**What the task asks**
Copy each line of the entries beneath that contains the word "METEOGIORNALE".

=== Data provided ===

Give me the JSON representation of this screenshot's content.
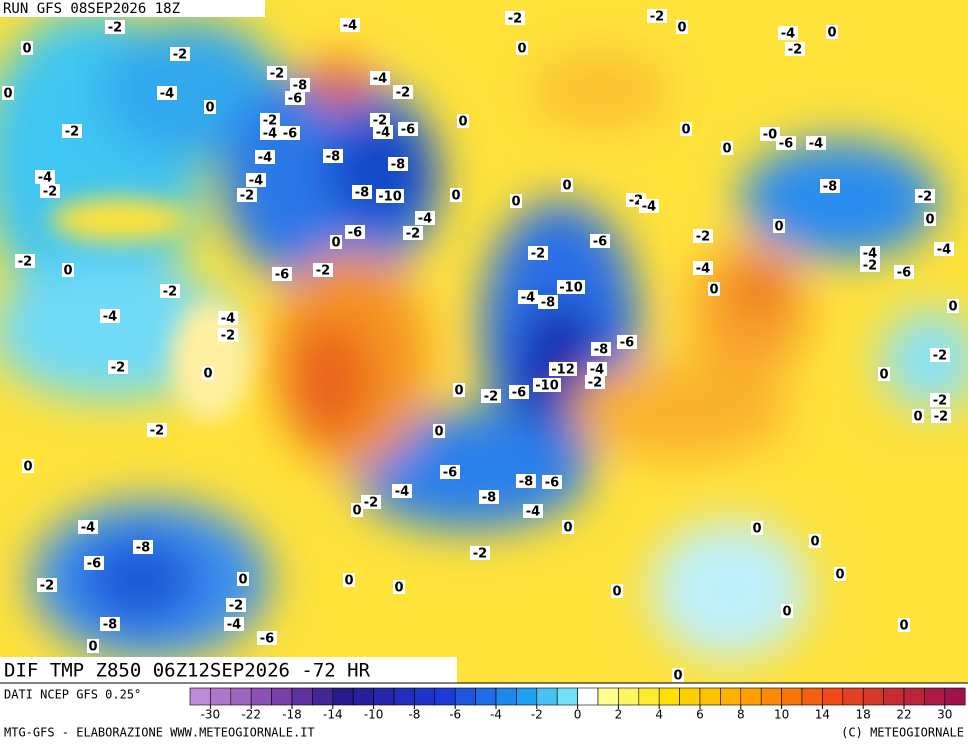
{
  "header": {
    "run": "RUN GFS 08SEP2026 18Z",
    "product": "DIF TMP Z850 06Z12SEP2026 -72 HR"
  },
  "contour_labels": [
    "-2",
    "0",
    "-2",
    "0",
    "-4",
    "0",
    "-2",
    "-4",
    "-2",
    "-2",
    "0",
    "-2",
    "-4",
    "-4",
    "-2",
    "-2",
    "0",
    "-2",
    "0",
    "-4",
    "-8",
    "-6",
    "-2",
    "0",
    "-2",
    "-8",
    "-4",
    "-6",
    "0",
    "-4",
    "-2",
    "-8",
    "-6",
    "-4",
    "-2",
    "-2",
    "-4",
    "-6",
    "-2",
    "-4",
    "-6",
    "0",
    "-4",
    "-8",
    "-8",
    "-4",
    "-2",
    "-8",
    "-10",
    "0",
    "-4",
    "-2",
    "-6",
    "0",
    "-6",
    "-2",
    "-2",
    "-2",
    "0",
    "0",
    "-4",
    "-2",
    "0",
    "0",
    "0",
    "-0",
    "-6",
    "-4",
    "0",
    "0",
    "-2",
    "-4",
    "-8",
    "-2",
    "0",
    "0",
    "-2",
    "-6",
    "-2",
    "-4",
    "-4",
    "-2",
    "-6",
    "-4",
    "0",
    "-10",
    "-4",
    "-8",
    "0",
    "-8",
    "-6",
    "-2",
    "0",
    "-12",
    "-4",
    "-2",
    "-10",
    "-6",
    "-2",
    "0",
    "-2",
    "0",
    "-2",
    "0",
    "-6",
    "-8",
    "-6",
    "-4",
    "-8",
    "-2",
    "0",
    "-4",
    "0",
    "0",
    "0",
    "-2",
    "0",
    "0",
    "0",
    "0",
    "0",
    "0",
    "0"
  ],
  "legend": {
    "source": "DATI NCEP GFS 0.25°",
    "ticks": [
      -30,
      -22,
      -18,
      -14,
      -10,
      -8,
      -6,
      -4,
      -2,
      0,
      2,
      4,
      6,
      8,
      10,
      14,
      18,
      22,
      30
    ]
  },
  "footer": {
    "left": "MTG-GFS - ELABORAZIONE WWW.METEOGIORNALE.IT",
    "right": "(C) METEOGIORNALE"
  }
}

===

**Output for this exercise**
    "left": "MTG-GFS - ELABORAZIONE WWW.METEOGIORNALE.IT",
    "right": "(C) METEOGIORNALE"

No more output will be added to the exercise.